**DATA FOR PROCESSING**
-*-*-
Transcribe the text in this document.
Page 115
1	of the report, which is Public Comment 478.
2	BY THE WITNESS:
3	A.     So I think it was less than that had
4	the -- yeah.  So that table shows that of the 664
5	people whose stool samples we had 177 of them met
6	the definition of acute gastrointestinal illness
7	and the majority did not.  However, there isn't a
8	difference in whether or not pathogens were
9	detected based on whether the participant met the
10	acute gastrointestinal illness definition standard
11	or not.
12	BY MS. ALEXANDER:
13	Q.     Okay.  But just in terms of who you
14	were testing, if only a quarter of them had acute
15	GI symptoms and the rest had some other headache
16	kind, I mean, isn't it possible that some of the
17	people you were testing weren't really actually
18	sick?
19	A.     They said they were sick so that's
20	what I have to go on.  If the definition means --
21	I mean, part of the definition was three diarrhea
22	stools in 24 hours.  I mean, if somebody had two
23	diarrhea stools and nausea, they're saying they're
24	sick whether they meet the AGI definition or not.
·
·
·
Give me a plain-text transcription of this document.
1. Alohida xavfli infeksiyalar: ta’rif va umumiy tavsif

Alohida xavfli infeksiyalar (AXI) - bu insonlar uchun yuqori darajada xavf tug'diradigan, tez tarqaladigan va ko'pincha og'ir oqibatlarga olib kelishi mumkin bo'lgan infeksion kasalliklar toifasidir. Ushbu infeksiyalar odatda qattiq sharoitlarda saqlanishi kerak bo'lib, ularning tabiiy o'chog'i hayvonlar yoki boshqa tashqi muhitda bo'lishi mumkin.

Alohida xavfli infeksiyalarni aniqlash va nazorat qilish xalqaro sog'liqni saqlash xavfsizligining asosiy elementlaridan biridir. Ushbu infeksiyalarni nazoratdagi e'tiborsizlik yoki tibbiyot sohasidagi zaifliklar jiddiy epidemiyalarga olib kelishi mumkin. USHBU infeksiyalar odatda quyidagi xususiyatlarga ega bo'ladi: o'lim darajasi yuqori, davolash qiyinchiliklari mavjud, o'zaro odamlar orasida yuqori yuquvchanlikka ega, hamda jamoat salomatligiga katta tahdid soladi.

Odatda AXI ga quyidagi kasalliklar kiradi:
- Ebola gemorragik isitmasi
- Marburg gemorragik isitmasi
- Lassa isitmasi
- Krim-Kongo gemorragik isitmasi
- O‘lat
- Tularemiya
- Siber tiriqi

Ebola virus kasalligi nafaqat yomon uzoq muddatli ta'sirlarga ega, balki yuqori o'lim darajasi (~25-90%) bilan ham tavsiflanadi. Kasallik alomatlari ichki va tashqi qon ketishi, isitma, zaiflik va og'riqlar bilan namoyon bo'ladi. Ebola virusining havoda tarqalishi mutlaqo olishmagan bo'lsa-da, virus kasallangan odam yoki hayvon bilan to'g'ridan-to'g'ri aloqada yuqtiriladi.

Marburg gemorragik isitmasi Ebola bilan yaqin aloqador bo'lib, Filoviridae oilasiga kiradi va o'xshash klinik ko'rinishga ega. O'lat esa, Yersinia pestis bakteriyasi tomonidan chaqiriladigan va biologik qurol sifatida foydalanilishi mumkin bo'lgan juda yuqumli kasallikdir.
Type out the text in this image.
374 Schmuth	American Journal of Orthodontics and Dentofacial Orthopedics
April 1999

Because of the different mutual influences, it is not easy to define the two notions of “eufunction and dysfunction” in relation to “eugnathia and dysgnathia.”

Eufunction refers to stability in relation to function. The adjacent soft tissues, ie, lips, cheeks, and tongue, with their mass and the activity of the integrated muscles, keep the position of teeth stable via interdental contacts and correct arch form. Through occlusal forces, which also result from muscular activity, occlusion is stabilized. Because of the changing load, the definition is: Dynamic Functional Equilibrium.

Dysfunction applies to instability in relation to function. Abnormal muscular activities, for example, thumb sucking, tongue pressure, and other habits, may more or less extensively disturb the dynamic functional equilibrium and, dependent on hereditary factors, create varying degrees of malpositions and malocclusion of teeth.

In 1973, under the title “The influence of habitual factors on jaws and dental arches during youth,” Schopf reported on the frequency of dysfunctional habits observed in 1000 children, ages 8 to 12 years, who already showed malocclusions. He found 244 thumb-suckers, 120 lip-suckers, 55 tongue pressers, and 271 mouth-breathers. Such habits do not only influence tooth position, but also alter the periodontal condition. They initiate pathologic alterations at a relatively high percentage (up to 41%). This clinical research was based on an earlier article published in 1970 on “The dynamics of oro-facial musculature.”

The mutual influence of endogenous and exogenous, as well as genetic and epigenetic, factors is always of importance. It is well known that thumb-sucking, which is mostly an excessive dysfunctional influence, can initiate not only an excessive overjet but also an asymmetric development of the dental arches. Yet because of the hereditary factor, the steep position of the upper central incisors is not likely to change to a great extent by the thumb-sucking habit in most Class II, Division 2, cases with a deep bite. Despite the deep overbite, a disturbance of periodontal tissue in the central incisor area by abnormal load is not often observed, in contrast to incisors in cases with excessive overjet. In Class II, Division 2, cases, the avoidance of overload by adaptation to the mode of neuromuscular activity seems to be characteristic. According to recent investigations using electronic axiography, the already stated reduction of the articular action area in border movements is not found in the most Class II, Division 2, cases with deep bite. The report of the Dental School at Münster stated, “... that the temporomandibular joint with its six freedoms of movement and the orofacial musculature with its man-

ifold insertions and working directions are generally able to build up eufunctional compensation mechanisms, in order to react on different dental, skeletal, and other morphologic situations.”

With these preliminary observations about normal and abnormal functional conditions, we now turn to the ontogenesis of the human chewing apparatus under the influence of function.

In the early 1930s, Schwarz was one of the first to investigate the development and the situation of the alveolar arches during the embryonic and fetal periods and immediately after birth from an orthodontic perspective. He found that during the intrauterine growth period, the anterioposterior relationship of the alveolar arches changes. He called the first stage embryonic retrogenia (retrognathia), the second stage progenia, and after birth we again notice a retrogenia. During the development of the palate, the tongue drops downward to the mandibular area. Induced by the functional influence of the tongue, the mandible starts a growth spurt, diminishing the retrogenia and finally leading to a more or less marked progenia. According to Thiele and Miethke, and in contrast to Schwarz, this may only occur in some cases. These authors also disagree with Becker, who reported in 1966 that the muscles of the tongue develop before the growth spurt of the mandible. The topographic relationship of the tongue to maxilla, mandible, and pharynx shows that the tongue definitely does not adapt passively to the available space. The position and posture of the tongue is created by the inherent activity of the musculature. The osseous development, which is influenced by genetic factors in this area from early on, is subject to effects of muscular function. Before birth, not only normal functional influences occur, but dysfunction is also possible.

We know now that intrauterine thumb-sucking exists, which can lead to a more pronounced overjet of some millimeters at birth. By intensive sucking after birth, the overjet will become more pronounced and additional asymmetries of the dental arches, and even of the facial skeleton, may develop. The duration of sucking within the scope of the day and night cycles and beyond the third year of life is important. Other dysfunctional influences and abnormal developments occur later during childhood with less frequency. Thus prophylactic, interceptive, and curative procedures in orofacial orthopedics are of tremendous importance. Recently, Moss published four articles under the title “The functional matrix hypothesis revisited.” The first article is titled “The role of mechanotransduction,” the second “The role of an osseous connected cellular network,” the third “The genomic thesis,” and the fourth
-*-*-
For the string "Marburg", filter the data and copy out each line where it occurs.

- Marburg gemorragik isitmasi
Marburg gemorragik isitmasi Ebola bilan yaqin aloqador bo'lib, Filoviridae oilasiga kiradi va o'xshash klinik ko'rinishga ega. O'lat esa, Yersinia pestis bakteriyasi tomonidan chaqiriladigan va biologik qurol sifatida foydalanilishi mumkin bo'lgan juda yuqumli kasallikdir.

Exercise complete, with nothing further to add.